**Material shown**
---
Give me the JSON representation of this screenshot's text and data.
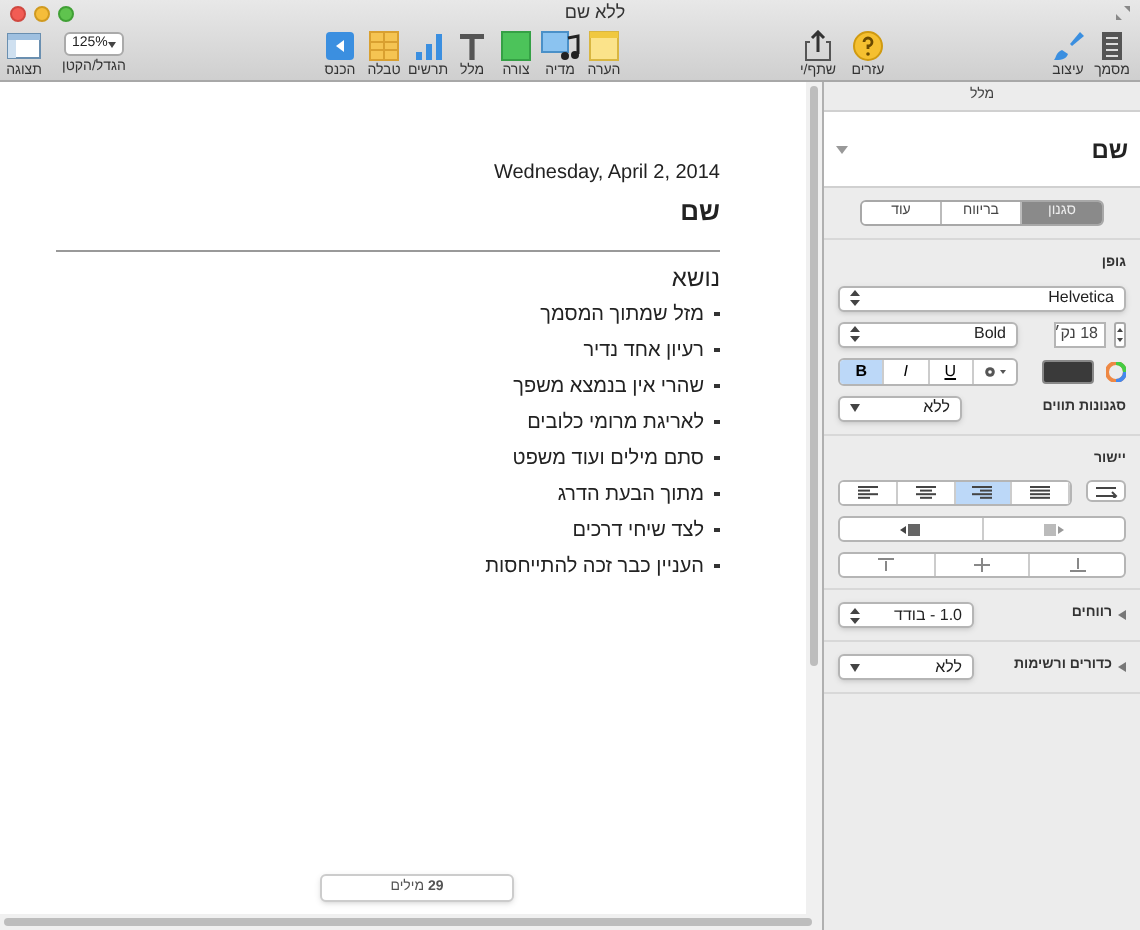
{
  "window": {
    "title": "ללא שם"
  },
  "toolbar": {
    "view": {
      "label": "תצוגה"
    },
    "zoom": {
      "value": "125%",
      "label": "הגדל/הקטן"
    },
    "insert_items": [
      {
        "kind": "comment",
        "label": "הערה"
      },
      {
        "kind": "media",
        "label": "מדיה"
      },
      {
        "kind": "shape",
        "label": "צורה"
      },
      {
        "kind": "text",
        "label": "מלל"
      },
      {
        "kind": "chart",
        "label": "תרשים"
      },
      {
        "kind": "table",
        "label": "טבלה"
      },
      {
        "kind": "insert",
        "label": "הכנס"
      }
    ],
    "share_items": [
      {
        "kind": "help",
        "label": "עזרים"
      },
      {
        "kind": "share",
        "label": "שתף/י"
      }
    ],
    "right_items": [
      {
        "kind": "document",
        "label": "מסמך"
      },
      {
        "kind": "format",
        "label": "עיצוב"
      }
    ]
  },
  "document": {
    "date": "Wednesday, April 2, 2014",
    "title": "שם",
    "heading": "נושא",
    "bullets": [
      "מזל שמתוך המסמך",
      "רעיון אחד נדיר",
      "שהרי אין בנמצא משפך",
      "לאריגת מרומי כלובים",
      "סתם מילים ועוד משפט",
      "מתוך הבעת הדרג",
      "לצד שיחי דרכים",
      "העניין כבר זכה להתייחסות"
    ],
    "word_count": "**29** מילים"
  },
  "inspector": {
    "header": "מלל",
    "style_name": "שם",
    "tabs": [
      {
        "label": "סגנון",
        "selected": true
      },
      {
        "label": "בריווח",
        "selected": false
      },
      {
        "label": "עוד",
        "selected": false
      }
    ],
    "font": {
      "label": "גופן",
      "family": "Helvetica",
      "typeface": "Bold",
      "size": "18 נק׳",
      "styles": [
        {
          "kind": "underline",
          "label": "U",
          "selected": false
        },
        {
          "kind": "italic",
          "label": "I",
          "selected": false
        },
        {
          "kind": "bold",
          "label": "B",
          "selected": true
        }
      ],
      "character_styles": {
        "label": "סגנונות תווים",
        "value": "ללא"
      }
    },
    "alignment": {
      "label": "יישור",
      "options": [
        {
          "kind": "left",
          "selected": false
        },
        {
          "kind": "center",
          "selected": false
        },
        {
          "kind": "right",
          "selected": true
        },
        {
          "kind": "justify",
          "selected": false
        }
      ]
    },
    "spacing": {
      "label": "רווחים",
      "value": "1.0 - בודד"
    },
    "bullets": {
      "label": "כדורים ורשימות",
      "value": "ללא"
    }
  }
}
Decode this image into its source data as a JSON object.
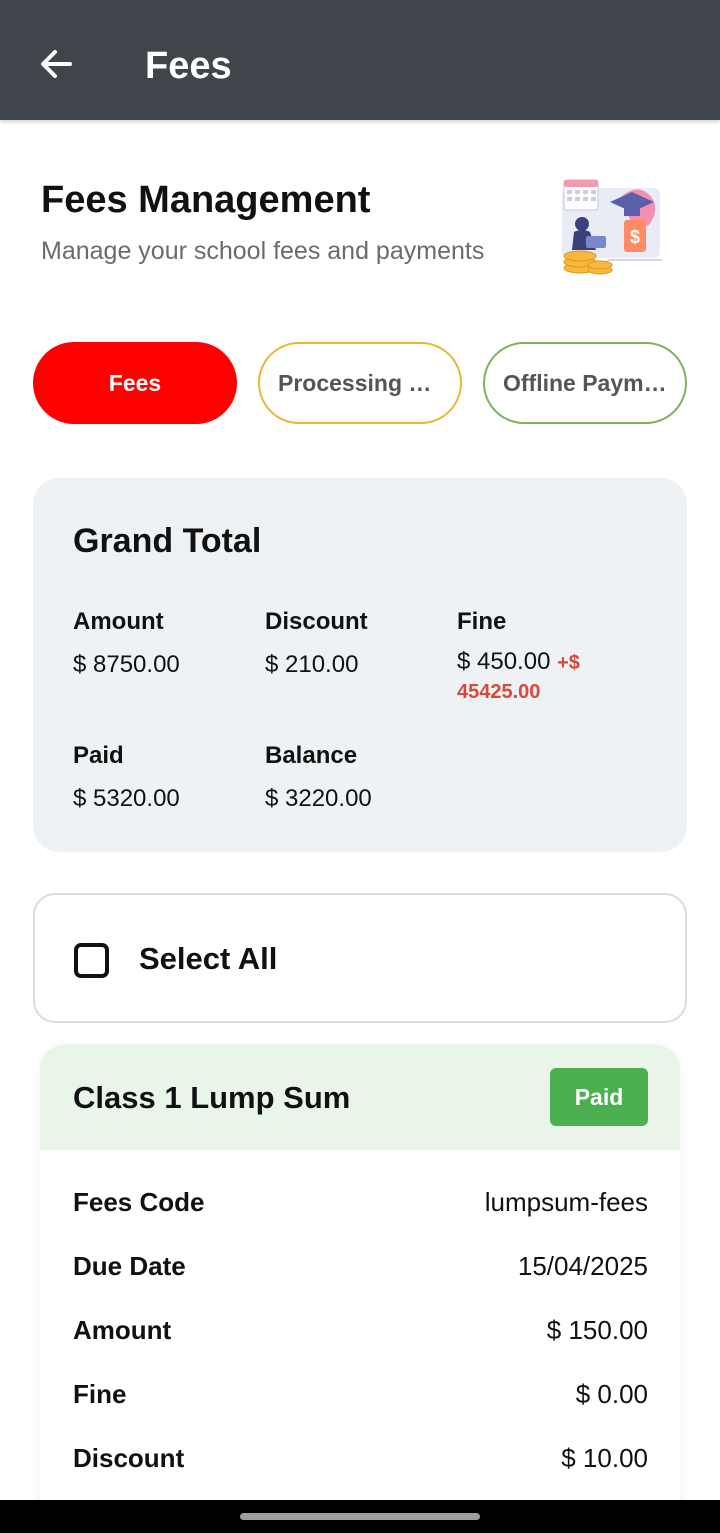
{
  "appbar": {
    "title": "Fees"
  },
  "header": {
    "title": "Fees Management",
    "subtitle": "Manage your school fees and payments"
  },
  "tabs": [
    {
      "label": "Fees",
      "active": true,
      "color": "#ff0000"
    },
    {
      "label": "Processing Fees",
      "active": false,
      "color": "#e5b935"
    },
    {
      "label": "Offline Payments",
      "active": false,
      "color": "#7cb25b"
    }
  ],
  "grand_total": {
    "title": "Grand Total",
    "amount_label": "Amount",
    "amount_value": "$ 8750.00",
    "discount_label": "Discount",
    "discount_value": "$ 210.00",
    "fine_label": "Fine",
    "fine_value": "$ 450.00",
    "fine_extra": "+$ 45425.00",
    "paid_label": "Paid",
    "paid_value": "$ 5320.00",
    "balance_label": "Balance",
    "balance_value": "$ 3220.00"
  },
  "select_all": {
    "label": "Select All",
    "checked": false
  },
  "fee_item": {
    "title": "Class 1 Lump Sum",
    "status": "Paid",
    "status_color": "#4caf50",
    "rows": [
      {
        "key": "Fees Code",
        "value": "lumpsum-fees"
      },
      {
        "key": "Due Date",
        "value": "15/04/2025"
      },
      {
        "key": "Amount",
        "value": "$ 150.00"
      },
      {
        "key": "Fine",
        "value": "$ 0.00"
      },
      {
        "key": "Discount",
        "value": "$ 10.00"
      }
    ]
  },
  "icons": {
    "back": "arrow-left-icon",
    "illustration": "fees-illustration",
    "checkbox": "checkbox-unchecked-icon"
  }
}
---
Set each line of the records down exactly, leaving every picture out.

**Solution to the problem**
Give me the JSON representation of this screenshot's text and data.
{
  "window": {
    "title": "ללא שם"
  },
  "toolbar": {
    "view": {
      "label": "תצוגה"
    },
    "zoom": {
      "value": "125%",
      "label": "הגדל/הקטן"
    },
    "insert_items": [
      {
        "kind": "comment",
        "label": "הערה"
      },
      {
        "kind": "media",
        "label": "מדיה"
      },
      {
        "kind": "shape",
        "label": "צורה"
      },
      {
        "kind": "text",
        "label": "מלל"
      },
      {
        "kind": "chart",
        "label": "תרשים"
      },
      {
        "kind": "table",
        "label": "טבלה"
      },
      {
        "kind": "insert",
        "label": "הכנס"
      }
    ],
    "share_items": [
      {
        "kind": "help",
        "label": "עזרים"
      },
      {
        "kind": "share",
        "label": "שתף/י"
      }
    ],
    "right_items": [
      {
        "kind": "document",
        "label": "מסמך"
      },
      {
        "kind": "format",
        "label": "עיצוב"
      }
    ]
  },
  "document": {
    "date": "Wednesday, April 2, 2014",
    "title": "שם",
    "heading": "נושא",
    "bullets": [
      "מזל שמתוך המסמך",
      "רעיון אחד נדיר",
      "שהרי אין בנמצא משפך",
      "לאריגת מרומי כלובים",
      "סתם מילים ועוד משפט",
      "מתוך הבעת הדרג",
      "לצד שיחי דרכים",
      "העניין כבר זכה להתייחסות"
    ],
    "word_count": "**29** מילים"
  },
  "inspector": {
    "header": "מלל",
    "style_name": "שם",
    "tabs": [
      {
        "label": "סגנון",
        "selected": true
      },
      {
        "label": "בריווח",
        "selected": false
      },
      {
        "label": "עוד",
        "selected": false
      }
    ],
    "font": {
      "label": "גופן",
      "family": "Helvetica",
      "typeface": "Bold",
      "size": "18 נק׳",
      "styles": [
        {
          "kind": "underline",
          "label": "U",
          "selected": false
        },
        {
          "kind": "italic",
          "label": "I",
          "selected": false
        },
        {
          "kind": "bold",
          "label": "B",
          "selected": true
        }
      ],
      "character_styles": {
        "label": "סגנונות תווים",
        "value": "ללא"
      }
    },
    "alignment": {
      "label": "יישור",
      "options": [
        {
          "kind": "left",
          "selected": false
        },
        {
          "kind": "center",
          "selected": false
        },
        {
          "kind": "right",
          "selected": true
        },
        {
          "kind": "justify",
          "selected": false
        }
      ]
    },
    "spacing": {
      "label": "רווחים",
      "value": "1.0 - בודד"
    },
    "bullets": {
      "label": "כדורים ורשימות",
      "value": "ללא"
    }
  }
}
Decode this image into its source data as a JSON object.
{
  "appbar": {
    "title": "Fees"
  },
  "header": {
    "title": "Fees Management",
    "subtitle": "Manage your school fees and payments"
  },
  "tabs": [
    {
      "label": "Fees",
      "active": true,
      "color": "#ff0000"
    },
    {
      "label": "Processing Fees",
      "active": false,
      "color": "#e5b935"
    },
    {
      "label": "Offline Payments",
      "active": false,
      "color": "#7cb25b"
    }
  ],
  "grand_total": {
    "title": "Grand Total",
    "amount_label": "Amount",
    "amount_value": "$ 8750.00",
    "discount_label": "Discount",
    "discount_value": "$ 210.00",
    "fine_label": "Fine",
    "fine_value": "$ 450.00",
    "fine_extra": "+$ 45425.00",
    "paid_label": "Paid",
    "paid_value": "$ 5320.00",
    "balance_label": "Balance",
    "balance_value": "$ 3220.00"
  },
  "select_all": {
    "label": "Select All",
    "checked": false
  },
  "fee_item": {
    "title": "Class 1 Lump Sum",
    "status": "Paid",
    "status_color": "#4caf50",
    "rows": [
      {
        "key": "Fees Code",
        "value": "lumpsum-fees"
      },
      {
        "key": "Due Date",
        "value": "15/04/2025"
      },
      {
        "key": "Amount",
        "value": "$ 150.00"
      },
      {
        "key": "Fine",
        "value": "$ 0.00"
      },
      {
        "key": "Discount",
        "value": "$ 10.00"
      }
    ]
  },
  "icons": {
    "back": "arrow-left-icon",
    "illustration": "fees-illustration",
    "checkbox": "checkbox-unchecked-icon"
  }
}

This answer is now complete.